WHAT IS REQUIRED => Every entry must be duplicated precisely as written.

DATASET EXTRACT =>
— BEGIN —
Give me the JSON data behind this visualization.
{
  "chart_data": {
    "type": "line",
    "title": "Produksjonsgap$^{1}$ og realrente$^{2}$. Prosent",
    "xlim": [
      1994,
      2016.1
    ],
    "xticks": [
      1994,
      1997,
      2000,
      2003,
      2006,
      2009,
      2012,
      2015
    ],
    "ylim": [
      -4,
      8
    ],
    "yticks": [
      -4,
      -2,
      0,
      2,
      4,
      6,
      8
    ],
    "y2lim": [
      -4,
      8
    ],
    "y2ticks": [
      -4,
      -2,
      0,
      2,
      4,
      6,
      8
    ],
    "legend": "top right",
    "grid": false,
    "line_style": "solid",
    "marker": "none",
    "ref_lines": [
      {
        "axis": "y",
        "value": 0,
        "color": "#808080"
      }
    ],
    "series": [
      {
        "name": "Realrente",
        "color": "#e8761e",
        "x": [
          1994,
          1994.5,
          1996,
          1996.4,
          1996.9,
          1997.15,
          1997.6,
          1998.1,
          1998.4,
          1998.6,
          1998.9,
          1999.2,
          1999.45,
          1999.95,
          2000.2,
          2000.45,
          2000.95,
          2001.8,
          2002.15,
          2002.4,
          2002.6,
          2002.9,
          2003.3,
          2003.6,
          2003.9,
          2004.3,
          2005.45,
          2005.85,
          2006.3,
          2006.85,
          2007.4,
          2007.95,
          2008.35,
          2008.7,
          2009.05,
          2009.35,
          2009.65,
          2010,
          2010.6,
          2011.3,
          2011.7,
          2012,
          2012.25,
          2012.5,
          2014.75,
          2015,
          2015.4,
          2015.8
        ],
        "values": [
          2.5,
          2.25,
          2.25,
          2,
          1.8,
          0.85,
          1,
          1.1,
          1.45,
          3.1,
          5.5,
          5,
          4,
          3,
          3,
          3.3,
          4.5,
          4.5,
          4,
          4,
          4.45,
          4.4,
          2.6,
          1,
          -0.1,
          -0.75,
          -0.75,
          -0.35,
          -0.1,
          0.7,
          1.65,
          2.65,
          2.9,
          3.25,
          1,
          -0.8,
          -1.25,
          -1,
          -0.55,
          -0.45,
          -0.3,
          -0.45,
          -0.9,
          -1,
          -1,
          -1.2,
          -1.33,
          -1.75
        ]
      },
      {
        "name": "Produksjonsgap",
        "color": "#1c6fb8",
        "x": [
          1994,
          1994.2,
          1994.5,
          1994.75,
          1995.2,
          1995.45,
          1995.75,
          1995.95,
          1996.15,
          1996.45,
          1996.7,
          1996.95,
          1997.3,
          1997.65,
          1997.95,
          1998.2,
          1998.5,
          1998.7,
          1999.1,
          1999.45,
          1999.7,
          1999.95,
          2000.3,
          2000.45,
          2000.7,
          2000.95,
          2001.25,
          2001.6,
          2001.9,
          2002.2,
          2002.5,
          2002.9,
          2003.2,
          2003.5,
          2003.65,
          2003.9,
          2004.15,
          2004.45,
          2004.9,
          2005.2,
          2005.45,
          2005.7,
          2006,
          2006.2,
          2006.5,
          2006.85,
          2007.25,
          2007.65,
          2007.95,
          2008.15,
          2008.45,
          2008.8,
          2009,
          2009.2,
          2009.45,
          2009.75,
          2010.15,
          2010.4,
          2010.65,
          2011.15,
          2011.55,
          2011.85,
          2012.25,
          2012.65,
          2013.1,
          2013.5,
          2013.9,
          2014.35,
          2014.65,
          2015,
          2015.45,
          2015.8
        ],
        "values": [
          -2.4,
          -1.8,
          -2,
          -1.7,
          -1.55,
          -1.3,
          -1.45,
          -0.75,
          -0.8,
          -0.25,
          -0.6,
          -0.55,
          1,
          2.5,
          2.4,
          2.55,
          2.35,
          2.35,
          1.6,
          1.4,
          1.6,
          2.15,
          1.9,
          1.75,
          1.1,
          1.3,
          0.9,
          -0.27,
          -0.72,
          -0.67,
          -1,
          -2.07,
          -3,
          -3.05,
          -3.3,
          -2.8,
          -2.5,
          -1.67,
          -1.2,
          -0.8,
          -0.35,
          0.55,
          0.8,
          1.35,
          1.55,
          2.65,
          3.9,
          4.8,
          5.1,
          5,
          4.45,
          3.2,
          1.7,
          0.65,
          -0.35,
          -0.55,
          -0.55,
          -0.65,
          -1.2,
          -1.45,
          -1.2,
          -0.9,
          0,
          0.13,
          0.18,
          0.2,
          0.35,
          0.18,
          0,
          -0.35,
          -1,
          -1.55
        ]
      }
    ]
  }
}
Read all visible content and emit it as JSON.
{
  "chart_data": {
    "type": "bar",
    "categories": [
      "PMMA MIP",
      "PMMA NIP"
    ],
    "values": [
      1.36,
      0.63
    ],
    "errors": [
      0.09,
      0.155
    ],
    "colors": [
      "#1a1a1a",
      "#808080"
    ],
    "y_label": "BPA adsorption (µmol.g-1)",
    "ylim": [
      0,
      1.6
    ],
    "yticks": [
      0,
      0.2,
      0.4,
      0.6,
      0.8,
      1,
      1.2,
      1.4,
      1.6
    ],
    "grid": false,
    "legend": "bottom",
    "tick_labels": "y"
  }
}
— END —
SOLUTION =>
Give me the JSON data behind this visualization.
{
  "chart_data": {
    "type": "line",
    "title": "Produksjonsgap$^{1}$ og realrente$^{2}$. Prosent",
    "xlim": [
      1994,
      2016.1
    ],
    "xticks": [
      1994,
      1997,
      2000,
      2003,
      2006,
      2009,
      2012,
      2015
    ],
    "ylim": [
      -4,
      8
    ],
    "yticks": [
      -4,
      -2,
      0,
      2,
      4,
      6,
      8
    ],
    "y2lim": [
      -4,
      8
    ],
    "y2ticks": [
      -4,
      -2,
      0,
      2,
      4,
      6,
      8
    ],
    "legend": "top right",
    "grid": false,
    "line_style": "solid",
    "marker": "none",
    "ref_lines": [
      {
        "axis": "y",
        "value": 0,
        "color": "#808080"
      }
    ],
    "series": [
      {
        "name": "Realrente",
        "color": "#e8761e",
        "x": [
          1994,
          1994.5,
          1996,
          1996.4,
          1996.9,
          1997.15,
          1997.6,
          1998.1,
          1998.4,
          1998.6,
          1998.9,
          1999.2,
          1999.45,
          1999.95,
          2000.2,
          2000.45,
          2000.95,
          2001.8,
          2002.15,
          2002.4,
          2002.6,
          2002.9,
          2003.3,
          2003.6,
          2003.9,
          2004.3,
          2005.45,
          2005.85,
          2006.3,
          2006.85,
          2007.4,
          2007.95,
          2008.35,
          2008.7,
          2009.05,
          2009.35,
          2009.65,
          2010,
          2010.6,
          2011.3,
          2011.7,
          2012,
          2012.25,
          2012.5,
          2014.75,
          2015,
          2015.4,
          2015.8
        ],
        "values": [
          2.5,
          2.25,
          2.25,
          2,
          1.8,
          0.85,
          1,
          1.1,
          1.45,
          3.1,
          5.5,
          5,
          4,
          3,
          3,
          3.3,
          4.5,
          4.5,
          4,
          4,
          4.45,
          4.4,
          2.6,
          1,
          -0.1,
          -0.75,
          -0.75,
          -0.35,
          -0.1,
          0.7,
          1.65,
          2.65,
          2.9,
          3.25,
          1,
          -0.8,
          -1.25,
          -1,
          -0.55,
          -0.45,
          -0.3,
          -0.45,
          -0.9,
          -1,
          -1,
          -1.2,
          -1.33,
          -1.75
        ]
      },
      {
        "name": "Produksjonsgap",
        "color": "#1c6fb8",
        "x": [
          1994,
          1994.2,
          1994.5,
          1994.75,
          1995.2,
          1995.45,
          1995.75,
          1995.95,
          1996.15,
          1996.45,
          1996.7,
          1996.95,
          1997.3,
          1997.65,
          1997.95,
          1998.2,
          1998.5,
          1998.7,
          1999.1,
          1999.45,
          1999.7,
          1999.95,
          2000.3,
          2000.45,
          2000.7,
          2000.95,
          2001.25,
          2001.6,
          2001.9,
          2002.2,
          2002.5,
          2002.9,
          2003.2,
          2003.5,
          2003.65,
          2003.9,
          2004.15,
          2004.45,
          2004.9,
          2005.2,
          2005.45,
          2005.7,
          2006,
          2006.2,
          2006.5,
          2006.85,
          2007.25,
          2007.65,
          2007.95,
          2008.15,
          2008.45,
          2008.8,
          2009,
          2009.2,
          2009.45,
          2009.75,
          2010.15,
          2010.4,
          2010.65,
          2011.15,
          2011.55,
          2011.85,
          2012.25,
          2012.65,
          2013.1,
          2013.5,
          2013.9,
          2014.35,
          2014.65,
          2015,
          2015.45,
          2015.8
        ],
        "values": [
          -2.4,
          -1.8,
          -2,
          -1.7,
          -1.55,
          -1.3,
          -1.45,
          -0.75,
          -0.8,
          -0.25,
          -0.6,
          -0.55,
          1,
          2.5,
          2.4,
          2.55,
          2.35,
          2.35,
          1.6,
          1.4,
          1.6,
          2.15,
          1.9,
          1.75,
          1.1,
          1.3,
          0.9,
          -0.27,
          -0.72,
          -0.67,
          -1,
          -2.07,
          -3,
          -3.05,
          -3.3,
          -2.8,
          -2.5,
          -1.67,
          -1.2,
          -0.8,
          -0.35,
          0.55,
          0.8,
          1.35,
          1.55,
          2.65,
          3.9,
          4.8,
          5.1,
          5,
          4.45,
          3.2,
          1.7,
          0.65,
          -0.35,
          -0.55,
          -0.55,
          -0.65,
          -1.2,
          -1.45,
          -1.2,
          -0.9,
          0,
          0.13,
          0.18,
          0.2,
          0.35,
          0.18,
          0,
          -0.35,
          -1,
          -1.55
        ]
      }
    ]
  }
}
Read all visible content and emit it as JSON.
{
  "chart_data": {
    "type": "bar",
    "categories": [
      "PMMA MIP",
      "PMMA NIP"
    ],
    "values": [
      1.36,
      0.63
    ],
    "errors": [
      0.09,
      0.155
    ],
    "colors": [
      "#1a1a1a",
      "#808080"
    ],
    "y_label": "BPA adsorption (µmol.g-1)",
    "ylim": [
      0,
      1.6
    ],
    "yticks": [
      0,
      0.2,
      0.4,
      0.6,
      0.8,
      1,
      1.2,
      1.4,
      1.6
    ],
    "grid": false,
    "legend": "bottom",
    "tick_labels": "y"
  }
}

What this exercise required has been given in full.